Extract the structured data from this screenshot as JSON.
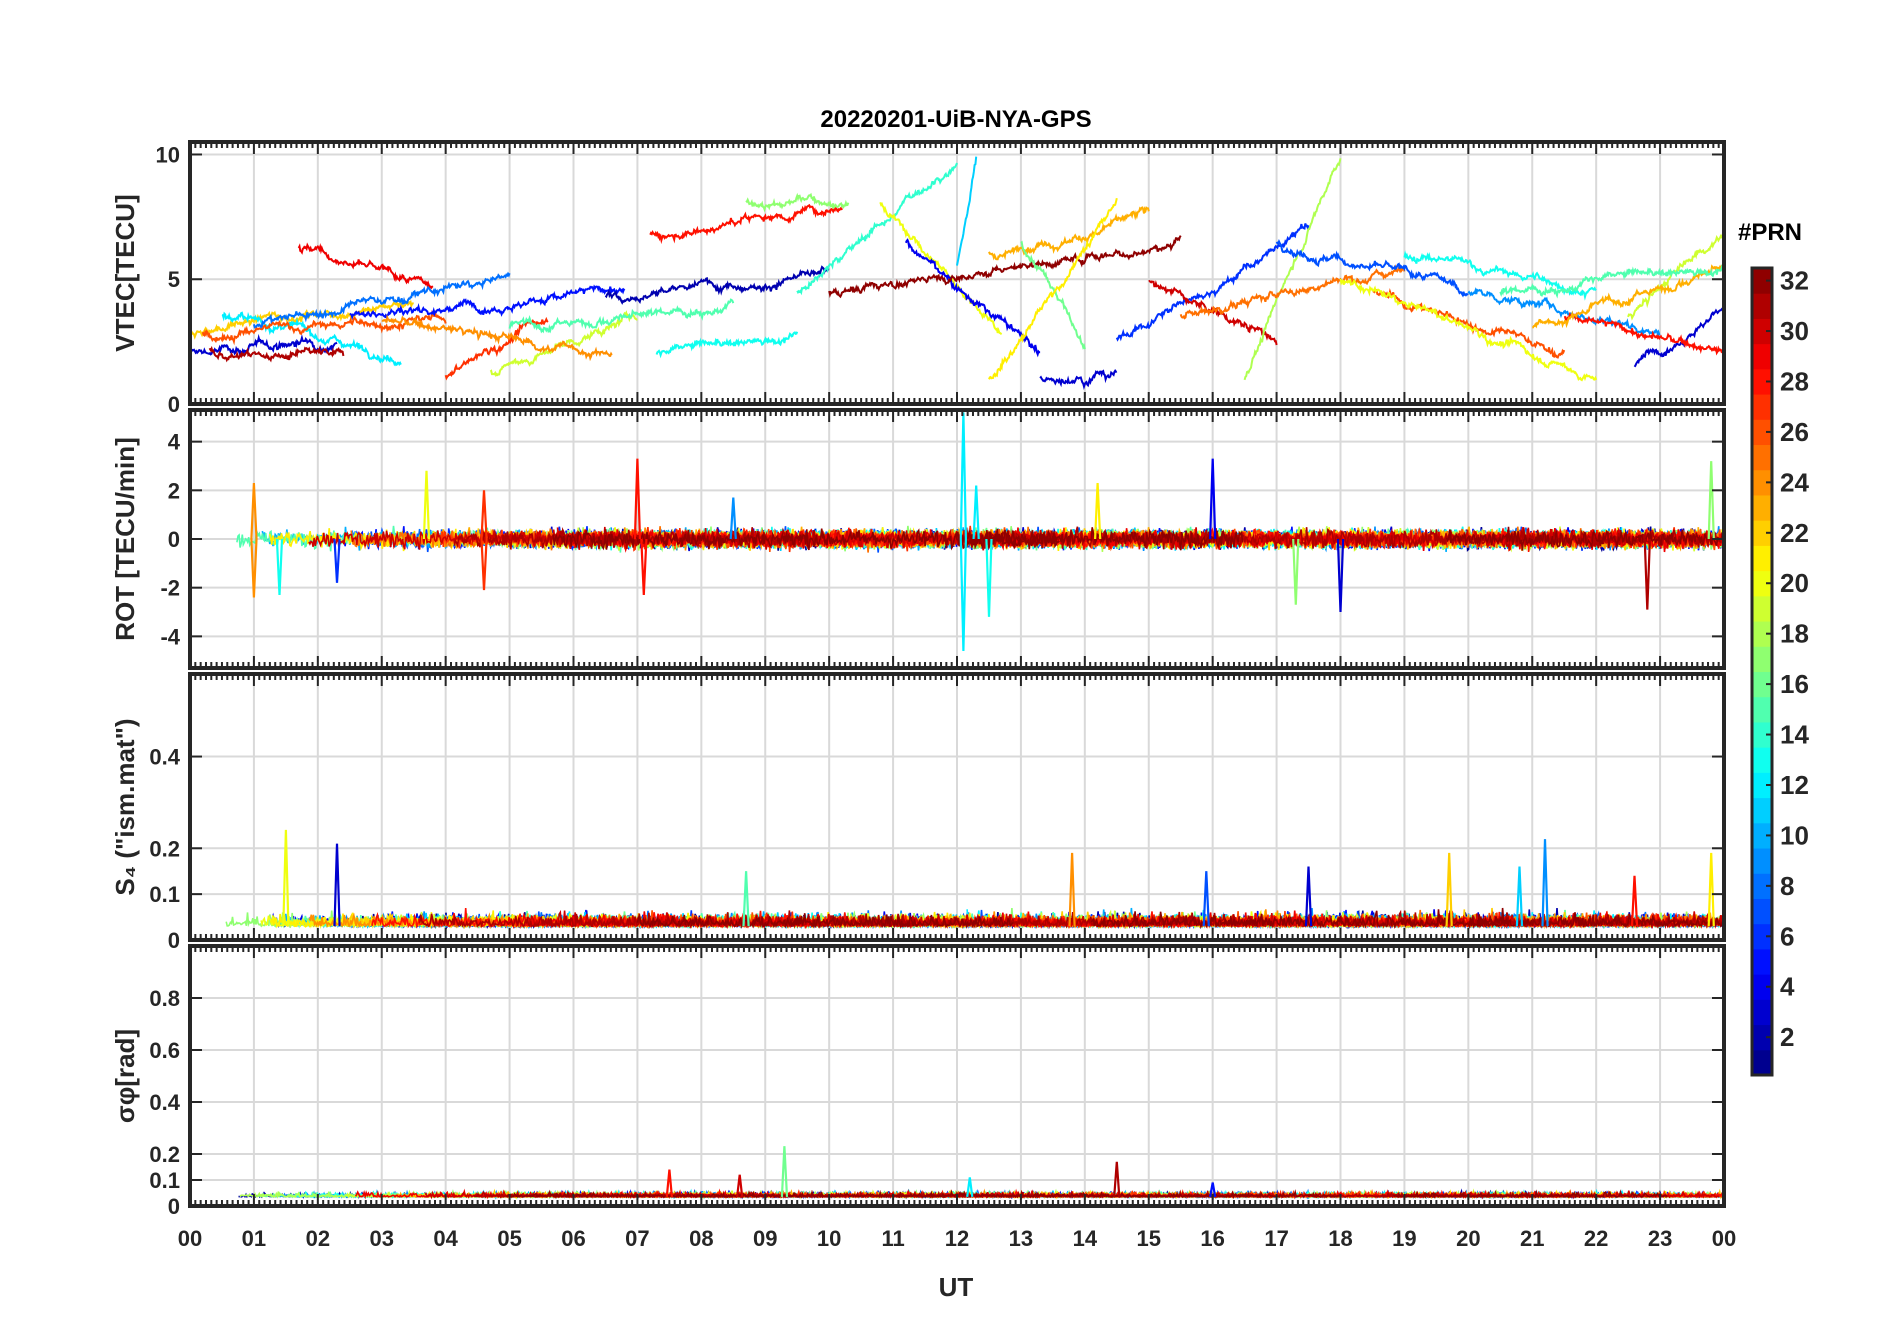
{
  "chart_data": {
    "title": "20220201-UiB-NYA-GPS",
    "xlabel": "UT",
    "x_tick_labels": [
      "00",
      "01",
      "02",
      "03",
      "04",
      "05",
      "06",
      "07",
      "08",
      "09",
      "10",
      "11",
      "12",
      "13",
      "14",
      "15",
      "16",
      "17",
      "18",
      "19",
      "20",
      "21",
      "22",
      "23",
      "00"
    ],
    "xlim": [
      0,
      24
    ],
    "colorbar": {
      "title": "#PRN",
      "range": [
        1,
        32
      ],
      "ticks": [
        2,
        4,
        6,
        8,
        10,
        12,
        14,
        16,
        18,
        20,
        22,
        24,
        26,
        28,
        30,
        32
      ],
      "tick_labels": [
        "2",
        "4",
        "6",
        "8",
        "10",
        "12",
        "14",
        "16",
        "18",
        "20",
        "22",
        "24",
        "26",
        "28",
        "30",
        "32"
      ],
      "colormap": "jet",
      "levels": 32
    },
    "grid": true,
    "panels": [
      {
        "type": "line",
        "ylabel": "VTEC[TECU]",
        "ylim": [
          0,
          10.5
        ],
        "y_ticks": [
          0,
          5,
          10
        ],
        "y_tick_labels": [
          "0",
          "5",
          "10"
        ],
        "baseline": 3.8,
        "noise": 0.25,
        "arcs": [
          {
            "prn": 3,
            "t0": 0.0,
            "t1": 2.3,
            "v0": 2.0,
            "v1": 2.6
          },
          {
            "prn": 31,
            "t0": 0.3,
            "t1": 2.4,
            "v0": 2.2,
            "v1": 1.7
          },
          {
            "prn": 22,
            "t0": 0.0,
            "t1": 3.5,
            "v0": 3.0,
            "v1": 4.2
          },
          {
            "prn": 12,
            "t0": 0.5,
            "t1": 3.3,
            "v0": 3.6,
            "v1": 2.0
          },
          {
            "prn": 29,
            "t0": 1.7,
            "t1": 3.8,
            "v0": 6.3,
            "v1": 4.5
          },
          {
            "prn": 26,
            "t0": 0.2,
            "t1": 4.0,
            "v0": 2.8,
            "v1": 3.4
          },
          {
            "prn": 8,
            "t0": 1.0,
            "t1": 5.0,
            "v0": 3.2,
            "v1": 5.0
          },
          {
            "prn": 27,
            "t0": 4.0,
            "t1": 5.6,
            "v0": 1.2,
            "v1": 3.5
          },
          {
            "prn": 19,
            "t0": 4.7,
            "t1": 7.0,
            "v0": 1.2,
            "v1": 3.5
          },
          {
            "prn": 5,
            "t0": 2.5,
            "t1": 6.8,
            "v0": 3.6,
            "v1": 4.6
          },
          {
            "prn": 24,
            "t0": 3.0,
            "t1": 6.6,
            "v0": 3.3,
            "v1": 2.0
          },
          {
            "prn": 15,
            "t0": 5.0,
            "t1": 8.5,
            "v0": 3.0,
            "v1": 4.0
          },
          {
            "prn": 13,
            "t0": 7.3,
            "t1": 9.5,
            "v0": 2.0,
            "v1": 2.8
          },
          {
            "prn": 28,
            "t0": 7.2,
            "t1": 10.2,
            "v0": 6.8,
            "v1": 8.0
          },
          {
            "prn": 2,
            "t0": 6.5,
            "t1": 10.0,
            "v0": 4.4,
            "v1": 5.2
          },
          {
            "prn": 17,
            "t0": 8.7,
            "t1": 10.3,
            "v0": 8.1,
            "v1": 8.2
          },
          {
            "prn": 14,
            "t0": 9.5,
            "t1": 12.0,
            "v0": 4.5,
            "v1": 9.8
          },
          {
            "prn": 20,
            "t0": 10.8,
            "t1": 12.7,
            "v0": 8.0,
            "v1": 3.0
          },
          {
            "prn": 11,
            "t0": 12.0,
            "t1": 12.3,
            "v0": 5.5,
            "v1": 10.0
          },
          {
            "prn": 4,
            "t0": 11.2,
            "t1": 13.3,
            "v0": 6.5,
            "v1": 2.0
          },
          {
            "prn": 32,
            "t0": 10.0,
            "t1": 15.5,
            "v0": 4.5,
            "v1": 6.5
          },
          {
            "prn": 23,
            "t0": 12.5,
            "t1": 15.0,
            "v0": 6.0,
            "v1": 7.5
          },
          {
            "prn": 16,
            "t0": 13.0,
            "t1": 14.0,
            "v0": 6.5,
            "v1": 2.5
          },
          {
            "prn": 21,
            "t0": 12.5,
            "t1": 14.5,
            "v0": 1.0,
            "v1": 8.0
          },
          {
            "prn": 3,
            "t0": 13.3,
            "t1": 14.5,
            "v0": 1.0,
            "v1": 1.5
          },
          {
            "prn": 6,
            "t0": 14.5,
            "t1": 17.5,
            "v0": 2.5,
            "v1": 7.0
          },
          {
            "prn": 30,
            "t0": 15.0,
            "t1": 17.0,
            "v0": 5.0,
            "v1": 2.5
          },
          {
            "prn": 18,
            "t0": 16.5,
            "t1": 18.0,
            "v0": 1.0,
            "v1": 10.0
          },
          {
            "prn": 25,
            "t0": 15.5,
            "t1": 19.0,
            "v0": 3.5,
            "v1": 5.5
          },
          {
            "prn": 7,
            "t0": 17.0,
            "t1": 20.0,
            "v0": 6.5,
            "v1": 4.5
          },
          {
            "prn": 13,
            "t0": 19.0,
            "t1": 22.0,
            "v0": 6.0,
            "v1": 4.5
          },
          {
            "prn": 26,
            "t0": 18.5,
            "t1": 21.5,
            "v0": 4.5,
            "v1": 2.0
          },
          {
            "prn": 20,
            "t0": 18.0,
            "t1": 22.0,
            "v0": 5.0,
            "v1": 1.0
          },
          {
            "prn": 9,
            "t0": 20.0,
            "t1": 23.0,
            "v0": 4.5,
            "v1": 3.0
          },
          {
            "prn": 3,
            "t0": 22.6,
            "t1": 24.0,
            "v0": 1.5,
            "v1": 4.0
          },
          {
            "prn": 28,
            "t0": 21.5,
            "t1": 24.0,
            "v0": 3.5,
            "v1": 2.0
          },
          {
            "prn": 19,
            "t0": 22.5,
            "t1": 24.0,
            "v0": 3.5,
            "v1": 7.0
          },
          {
            "prn": 23,
            "t0": 21.0,
            "t1": 24.0,
            "v0": 3.0,
            "v1": 5.5
          },
          {
            "prn": 15,
            "t0": 20.5,
            "t1": 24.0,
            "v0": 4.5,
            "v1": 5.5
          }
        ]
      },
      {
        "type": "line",
        "ylabel": "ROT [TECU/min]",
        "ylim": [
          -5.3,
          5.3
        ],
        "y_ticks": [
          -4,
          -2,
          0,
          2,
          4
        ],
        "y_tick_labels": [
          "-4",
          "-2",
          "0",
          "2",
          "4"
        ],
        "baseline": 0,
        "noise": 0.35,
        "spikes": [
          {
            "t": 1.0,
            "v": 2.3,
            "prn": 24
          },
          {
            "t": 1.0,
            "v": -2.4,
            "prn": 24
          },
          {
            "t": 1.4,
            "v": -2.3,
            "prn": 13
          },
          {
            "t": 2.3,
            "v": -1.8,
            "prn": 6
          },
          {
            "t": 3.7,
            "v": 2.8,
            "prn": 20
          },
          {
            "t": 4.6,
            "v": 2.0,
            "prn": 27
          },
          {
            "t": 4.6,
            "v": -2.1,
            "prn": 27
          },
          {
            "t": 7.0,
            "v": 3.3,
            "prn": 28
          },
          {
            "t": 7.1,
            "v": -2.3,
            "prn": 28
          },
          {
            "t": 8.5,
            "v": 1.7,
            "prn": 9
          },
          {
            "t": 12.1,
            "v": 5.2,
            "prn": 12
          },
          {
            "t": 12.1,
            "v": -4.6,
            "prn": 12
          },
          {
            "t": 12.3,
            "v": 2.2,
            "prn": 12
          },
          {
            "t": 12.5,
            "v": -3.2,
            "prn": 13
          },
          {
            "t": 14.2,
            "v": 2.3,
            "prn": 21
          },
          {
            "t": 16.0,
            "v": 3.3,
            "prn": 4
          },
          {
            "t": 17.3,
            "v": -2.7,
            "prn": 17
          },
          {
            "t": 18.0,
            "v": -3.0,
            "prn": 3
          },
          {
            "t": 22.8,
            "v": -2.9,
            "prn": 31
          },
          {
            "t": 23.8,
            "v": 3.2,
            "prn": 17
          }
        ]
      },
      {
        "type": "line",
        "ylabel": "S₄ (\"ism.mat\")",
        "ylim": [
          0,
          0.58
        ],
        "y_ticks": [
          0,
          0.1,
          0.2,
          0.4
        ],
        "y_tick_labels": [
          "0",
          "0.1",
          "0.2",
          "0.4"
        ],
        "baseline": 0.03,
        "noise": 0.02,
        "spikes": [
          {
            "t": 1.5,
            "v": 0.24,
            "prn": 20
          },
          {
            "t": 2.3,
            "v": 0.21,
            "prn": 3
          },
          {
            "t": 8.7,
            "v": 0.15,
            "prn": 15
          },
          {
            "t": 13.8,
            "v": 0.19,
            "prn": 24
          },
          {
            "t": 15.9,
            "v": 0.15,
            "prn": 7
          },
          {
            "t": 17.5,
            "v": 0.16,
            "prn": 3
          },
          {
            "t": 19.7,
            "v": 0.19,
            "prn": 22
          },
          {
            "t": 20.8,
            "v": 0.16,
            "prn": 11
          },
          {
            "t": 21.2,
            "v": 0.22,
            "prn": 9
          },
          {
            "t": 22.6,
            "v": 0.14,
            "prn": 28
          },
          {
            "t": 23.8,
            "v": 0.19,
            "prn": 21
          }
        ]
      },
      {
        "type": "line",
        "ylabel": "σφ[rad]",
        "ylim": [
          0,
          1.0
        ],
        "y_ticks": [
          0,
          0.1,
          0.2,
          0.4,
          0.6,
          0.8
        ],
        "y_tick_labels": [
          "0",
          "0.1",
          "0.2",
          "0.4",
          "0.6",
          "0.8"
        ],
        "baseline": 0.035,
        "noise": 0.012,
        "spikes": [
          {
            "t": 7.5,
            "v": 0.14,
            "prn": 28
          },
          {
            "t": 8.6,
            "v": 0.12,
            "prn": 30
          },
          {
            "t": 9.3,
            "v": 0.23,
            "prn": 16
          },
          {
            "t": 12.2,
            "v": 0.11,
            "prn": 12
          },
          {
            "t": 14.5,
            "v": 0.17,
            "prn": 31
          },
          {
            "t": 16.0,
            "v": 0.09,
            "prn": 5
          }
        ]
      }
    ]
  }
}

_____

Say how many lines in the entries contain the string "noise", and say nothing else.

Task answer → 4